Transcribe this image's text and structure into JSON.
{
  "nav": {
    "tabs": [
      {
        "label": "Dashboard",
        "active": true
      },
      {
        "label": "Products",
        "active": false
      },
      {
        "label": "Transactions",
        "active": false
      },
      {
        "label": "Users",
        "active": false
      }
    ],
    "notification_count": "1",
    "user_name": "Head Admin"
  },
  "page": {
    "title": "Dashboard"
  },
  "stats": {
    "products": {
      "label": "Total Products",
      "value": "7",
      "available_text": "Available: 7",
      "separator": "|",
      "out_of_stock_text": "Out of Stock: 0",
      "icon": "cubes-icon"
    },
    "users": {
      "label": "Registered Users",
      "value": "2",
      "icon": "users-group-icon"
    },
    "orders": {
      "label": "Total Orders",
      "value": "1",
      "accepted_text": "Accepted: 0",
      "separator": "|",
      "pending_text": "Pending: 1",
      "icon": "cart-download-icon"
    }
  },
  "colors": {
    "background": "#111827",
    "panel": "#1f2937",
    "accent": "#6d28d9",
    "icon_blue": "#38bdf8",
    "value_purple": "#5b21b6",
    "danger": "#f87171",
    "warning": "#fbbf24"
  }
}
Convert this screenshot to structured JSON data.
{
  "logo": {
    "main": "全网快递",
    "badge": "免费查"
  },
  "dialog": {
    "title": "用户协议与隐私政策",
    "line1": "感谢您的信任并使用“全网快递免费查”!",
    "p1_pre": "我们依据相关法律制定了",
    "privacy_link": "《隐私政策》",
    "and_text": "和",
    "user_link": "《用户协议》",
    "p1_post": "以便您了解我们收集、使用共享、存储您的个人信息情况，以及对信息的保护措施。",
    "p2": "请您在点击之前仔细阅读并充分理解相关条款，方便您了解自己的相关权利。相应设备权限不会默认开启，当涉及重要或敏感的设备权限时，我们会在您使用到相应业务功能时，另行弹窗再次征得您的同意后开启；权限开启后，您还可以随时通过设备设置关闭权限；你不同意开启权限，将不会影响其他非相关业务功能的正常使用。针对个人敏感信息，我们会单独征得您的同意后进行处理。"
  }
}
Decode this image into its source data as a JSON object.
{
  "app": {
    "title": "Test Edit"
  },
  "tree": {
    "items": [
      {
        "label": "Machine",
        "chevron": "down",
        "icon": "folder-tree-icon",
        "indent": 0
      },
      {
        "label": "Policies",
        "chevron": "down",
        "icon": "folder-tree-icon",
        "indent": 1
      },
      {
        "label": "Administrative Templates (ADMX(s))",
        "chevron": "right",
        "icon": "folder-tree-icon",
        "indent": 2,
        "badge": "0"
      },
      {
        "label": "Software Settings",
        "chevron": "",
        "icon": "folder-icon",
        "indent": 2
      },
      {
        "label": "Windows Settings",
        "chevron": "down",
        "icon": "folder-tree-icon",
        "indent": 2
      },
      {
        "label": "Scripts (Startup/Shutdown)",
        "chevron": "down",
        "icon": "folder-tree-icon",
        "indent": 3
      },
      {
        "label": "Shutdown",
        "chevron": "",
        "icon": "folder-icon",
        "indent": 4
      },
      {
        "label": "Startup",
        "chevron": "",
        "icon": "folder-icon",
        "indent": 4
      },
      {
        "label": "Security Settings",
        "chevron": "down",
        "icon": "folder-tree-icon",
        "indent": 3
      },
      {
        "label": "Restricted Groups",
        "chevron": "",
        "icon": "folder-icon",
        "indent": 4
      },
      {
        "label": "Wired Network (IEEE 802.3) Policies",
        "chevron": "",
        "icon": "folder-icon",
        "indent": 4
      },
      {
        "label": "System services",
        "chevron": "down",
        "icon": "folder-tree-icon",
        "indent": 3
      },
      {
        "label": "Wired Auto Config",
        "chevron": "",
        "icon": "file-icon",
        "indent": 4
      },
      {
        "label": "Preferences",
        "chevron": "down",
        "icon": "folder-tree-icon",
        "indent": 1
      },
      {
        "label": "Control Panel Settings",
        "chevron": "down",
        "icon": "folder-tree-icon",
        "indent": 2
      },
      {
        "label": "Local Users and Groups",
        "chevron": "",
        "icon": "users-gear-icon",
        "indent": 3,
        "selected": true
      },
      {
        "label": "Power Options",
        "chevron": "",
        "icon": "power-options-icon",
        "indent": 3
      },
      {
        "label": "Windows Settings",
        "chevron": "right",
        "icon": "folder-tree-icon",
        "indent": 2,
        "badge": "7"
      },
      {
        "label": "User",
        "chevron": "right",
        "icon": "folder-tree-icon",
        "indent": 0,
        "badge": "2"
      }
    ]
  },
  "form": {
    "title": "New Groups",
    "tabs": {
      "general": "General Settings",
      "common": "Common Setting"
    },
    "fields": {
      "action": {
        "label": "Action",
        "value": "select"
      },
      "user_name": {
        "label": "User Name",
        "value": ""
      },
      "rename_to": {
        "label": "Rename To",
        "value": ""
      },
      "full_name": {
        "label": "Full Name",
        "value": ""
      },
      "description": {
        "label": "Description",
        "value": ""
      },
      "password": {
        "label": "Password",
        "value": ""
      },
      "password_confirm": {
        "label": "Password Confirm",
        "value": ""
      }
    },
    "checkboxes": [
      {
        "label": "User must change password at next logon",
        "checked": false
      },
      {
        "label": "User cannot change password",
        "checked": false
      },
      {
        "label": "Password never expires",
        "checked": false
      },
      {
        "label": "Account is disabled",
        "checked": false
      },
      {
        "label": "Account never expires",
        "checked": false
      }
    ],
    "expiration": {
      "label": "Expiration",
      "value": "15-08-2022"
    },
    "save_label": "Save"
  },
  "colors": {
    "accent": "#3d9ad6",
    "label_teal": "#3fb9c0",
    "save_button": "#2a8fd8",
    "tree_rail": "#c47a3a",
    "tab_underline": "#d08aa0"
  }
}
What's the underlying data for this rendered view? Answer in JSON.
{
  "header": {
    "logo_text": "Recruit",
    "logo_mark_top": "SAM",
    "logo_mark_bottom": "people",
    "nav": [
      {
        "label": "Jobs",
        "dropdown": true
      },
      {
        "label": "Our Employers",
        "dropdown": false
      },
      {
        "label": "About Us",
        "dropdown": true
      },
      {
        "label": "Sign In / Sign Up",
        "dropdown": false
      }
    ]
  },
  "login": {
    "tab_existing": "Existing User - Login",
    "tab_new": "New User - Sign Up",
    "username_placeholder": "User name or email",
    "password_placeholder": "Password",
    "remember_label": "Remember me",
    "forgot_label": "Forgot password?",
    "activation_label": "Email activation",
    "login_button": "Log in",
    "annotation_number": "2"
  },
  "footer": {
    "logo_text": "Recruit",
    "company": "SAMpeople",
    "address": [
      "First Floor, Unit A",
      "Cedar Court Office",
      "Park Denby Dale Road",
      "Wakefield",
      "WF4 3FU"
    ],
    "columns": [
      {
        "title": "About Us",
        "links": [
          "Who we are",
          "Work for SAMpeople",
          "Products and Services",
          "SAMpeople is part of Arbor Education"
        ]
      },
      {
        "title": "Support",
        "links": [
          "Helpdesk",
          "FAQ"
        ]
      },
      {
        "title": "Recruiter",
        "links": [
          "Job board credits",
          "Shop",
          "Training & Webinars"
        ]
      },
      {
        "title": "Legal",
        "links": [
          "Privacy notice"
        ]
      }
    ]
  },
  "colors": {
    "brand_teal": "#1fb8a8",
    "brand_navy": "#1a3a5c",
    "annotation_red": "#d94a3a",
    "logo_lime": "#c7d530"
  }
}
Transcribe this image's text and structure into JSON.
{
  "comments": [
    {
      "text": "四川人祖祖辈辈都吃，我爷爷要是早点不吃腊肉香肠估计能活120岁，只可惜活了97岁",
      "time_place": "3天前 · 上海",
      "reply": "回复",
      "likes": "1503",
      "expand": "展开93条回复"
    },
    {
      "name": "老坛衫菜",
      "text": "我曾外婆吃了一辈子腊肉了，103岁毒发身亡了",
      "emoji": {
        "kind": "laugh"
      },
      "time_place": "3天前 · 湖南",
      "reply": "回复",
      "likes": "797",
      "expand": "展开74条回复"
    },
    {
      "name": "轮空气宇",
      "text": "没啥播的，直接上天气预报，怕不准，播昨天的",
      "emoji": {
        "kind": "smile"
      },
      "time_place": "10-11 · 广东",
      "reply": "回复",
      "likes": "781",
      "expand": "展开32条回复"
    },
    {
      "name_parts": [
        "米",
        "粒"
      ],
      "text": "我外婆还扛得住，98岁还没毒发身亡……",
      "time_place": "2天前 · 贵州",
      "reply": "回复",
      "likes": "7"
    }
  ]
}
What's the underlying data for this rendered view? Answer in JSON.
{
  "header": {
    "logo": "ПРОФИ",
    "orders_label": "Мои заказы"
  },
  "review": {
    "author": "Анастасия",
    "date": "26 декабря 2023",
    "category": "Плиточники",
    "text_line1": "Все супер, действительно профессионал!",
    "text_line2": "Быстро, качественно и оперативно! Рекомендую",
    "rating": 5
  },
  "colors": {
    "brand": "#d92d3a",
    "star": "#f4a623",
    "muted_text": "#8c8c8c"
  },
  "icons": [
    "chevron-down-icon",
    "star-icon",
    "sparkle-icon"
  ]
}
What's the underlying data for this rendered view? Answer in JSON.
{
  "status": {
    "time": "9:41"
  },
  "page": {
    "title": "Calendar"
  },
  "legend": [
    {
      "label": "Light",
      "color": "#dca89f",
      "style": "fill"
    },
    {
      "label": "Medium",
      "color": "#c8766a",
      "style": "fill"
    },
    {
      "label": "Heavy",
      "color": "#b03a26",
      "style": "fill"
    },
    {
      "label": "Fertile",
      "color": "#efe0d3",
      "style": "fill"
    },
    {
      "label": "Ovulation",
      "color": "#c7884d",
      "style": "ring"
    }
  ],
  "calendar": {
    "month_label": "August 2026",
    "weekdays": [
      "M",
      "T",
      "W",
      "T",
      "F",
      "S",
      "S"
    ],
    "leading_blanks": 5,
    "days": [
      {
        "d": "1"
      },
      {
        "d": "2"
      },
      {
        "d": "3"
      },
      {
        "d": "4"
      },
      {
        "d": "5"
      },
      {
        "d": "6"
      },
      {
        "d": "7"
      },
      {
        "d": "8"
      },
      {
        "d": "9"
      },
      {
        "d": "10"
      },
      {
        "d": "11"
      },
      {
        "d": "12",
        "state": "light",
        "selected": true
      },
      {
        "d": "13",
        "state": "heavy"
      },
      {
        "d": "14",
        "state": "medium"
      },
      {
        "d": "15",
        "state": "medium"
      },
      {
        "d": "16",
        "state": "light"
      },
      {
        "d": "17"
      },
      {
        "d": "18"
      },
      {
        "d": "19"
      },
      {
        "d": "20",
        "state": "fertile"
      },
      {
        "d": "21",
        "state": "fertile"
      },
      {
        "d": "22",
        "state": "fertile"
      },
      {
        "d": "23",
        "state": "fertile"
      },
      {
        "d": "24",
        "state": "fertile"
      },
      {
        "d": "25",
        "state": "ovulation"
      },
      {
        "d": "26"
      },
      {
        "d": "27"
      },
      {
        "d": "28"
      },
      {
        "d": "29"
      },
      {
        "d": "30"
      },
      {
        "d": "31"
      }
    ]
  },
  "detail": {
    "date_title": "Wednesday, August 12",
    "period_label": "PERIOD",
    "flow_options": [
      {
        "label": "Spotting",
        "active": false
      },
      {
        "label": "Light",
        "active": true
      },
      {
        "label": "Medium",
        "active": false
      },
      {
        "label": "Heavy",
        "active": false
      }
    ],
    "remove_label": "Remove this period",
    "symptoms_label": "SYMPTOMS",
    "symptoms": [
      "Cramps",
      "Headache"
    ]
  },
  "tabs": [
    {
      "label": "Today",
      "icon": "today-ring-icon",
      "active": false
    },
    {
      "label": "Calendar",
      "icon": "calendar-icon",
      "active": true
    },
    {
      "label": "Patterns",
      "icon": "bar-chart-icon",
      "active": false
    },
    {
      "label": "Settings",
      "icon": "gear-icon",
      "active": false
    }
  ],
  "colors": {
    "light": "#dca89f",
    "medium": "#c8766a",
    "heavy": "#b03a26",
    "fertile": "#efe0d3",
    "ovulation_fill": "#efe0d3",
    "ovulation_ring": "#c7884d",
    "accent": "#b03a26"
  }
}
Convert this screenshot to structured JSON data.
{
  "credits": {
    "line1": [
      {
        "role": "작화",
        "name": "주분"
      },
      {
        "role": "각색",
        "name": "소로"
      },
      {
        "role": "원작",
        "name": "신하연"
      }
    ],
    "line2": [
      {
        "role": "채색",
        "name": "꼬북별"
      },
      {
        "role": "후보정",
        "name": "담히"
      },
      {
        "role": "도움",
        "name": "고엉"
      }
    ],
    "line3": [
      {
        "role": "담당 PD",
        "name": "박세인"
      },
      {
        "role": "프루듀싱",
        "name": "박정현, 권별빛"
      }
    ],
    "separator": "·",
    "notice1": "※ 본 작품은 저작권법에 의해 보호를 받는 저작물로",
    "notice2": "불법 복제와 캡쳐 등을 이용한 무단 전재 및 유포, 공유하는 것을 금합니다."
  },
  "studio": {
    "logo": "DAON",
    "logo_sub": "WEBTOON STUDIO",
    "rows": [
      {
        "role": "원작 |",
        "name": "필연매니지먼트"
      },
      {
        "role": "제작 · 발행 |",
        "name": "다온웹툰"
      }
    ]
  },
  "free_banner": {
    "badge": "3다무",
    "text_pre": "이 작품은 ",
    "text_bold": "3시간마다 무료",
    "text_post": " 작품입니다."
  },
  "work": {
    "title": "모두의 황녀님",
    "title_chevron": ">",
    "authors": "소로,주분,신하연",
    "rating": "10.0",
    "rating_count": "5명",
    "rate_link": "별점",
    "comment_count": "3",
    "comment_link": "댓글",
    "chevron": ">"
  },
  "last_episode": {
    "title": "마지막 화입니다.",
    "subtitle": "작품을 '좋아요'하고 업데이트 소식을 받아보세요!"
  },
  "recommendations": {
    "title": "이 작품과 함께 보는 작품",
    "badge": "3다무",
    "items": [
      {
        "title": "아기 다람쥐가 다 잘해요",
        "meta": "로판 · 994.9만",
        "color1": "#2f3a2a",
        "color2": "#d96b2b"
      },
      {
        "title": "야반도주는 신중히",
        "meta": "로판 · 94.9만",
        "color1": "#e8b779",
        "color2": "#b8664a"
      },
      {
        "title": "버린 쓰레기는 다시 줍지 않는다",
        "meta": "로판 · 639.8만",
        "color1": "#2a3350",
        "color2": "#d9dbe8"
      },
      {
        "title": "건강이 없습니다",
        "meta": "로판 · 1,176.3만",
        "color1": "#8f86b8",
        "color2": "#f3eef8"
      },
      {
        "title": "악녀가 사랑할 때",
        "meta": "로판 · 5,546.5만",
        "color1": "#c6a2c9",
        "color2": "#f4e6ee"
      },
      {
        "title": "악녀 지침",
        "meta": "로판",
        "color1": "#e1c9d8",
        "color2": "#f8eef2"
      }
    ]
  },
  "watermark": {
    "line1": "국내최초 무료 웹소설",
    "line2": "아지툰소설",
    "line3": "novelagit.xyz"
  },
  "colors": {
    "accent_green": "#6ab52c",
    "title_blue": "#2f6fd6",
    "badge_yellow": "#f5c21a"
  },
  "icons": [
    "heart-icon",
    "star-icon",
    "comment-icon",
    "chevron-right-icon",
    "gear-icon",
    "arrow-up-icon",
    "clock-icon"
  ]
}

◆ **What you need to do**
Find the lines above that contain the word "meta" and collect them.

◆ **Response**
        "meta": "로판 · 994.9만",
        "meta": "로판 · 94.9만",
        "meta": "로판 · 639.8만",
        "meta": "로판 · 1,176.3만",
        "meta": "로판 · 5,546.5만",
        "meta": "로판",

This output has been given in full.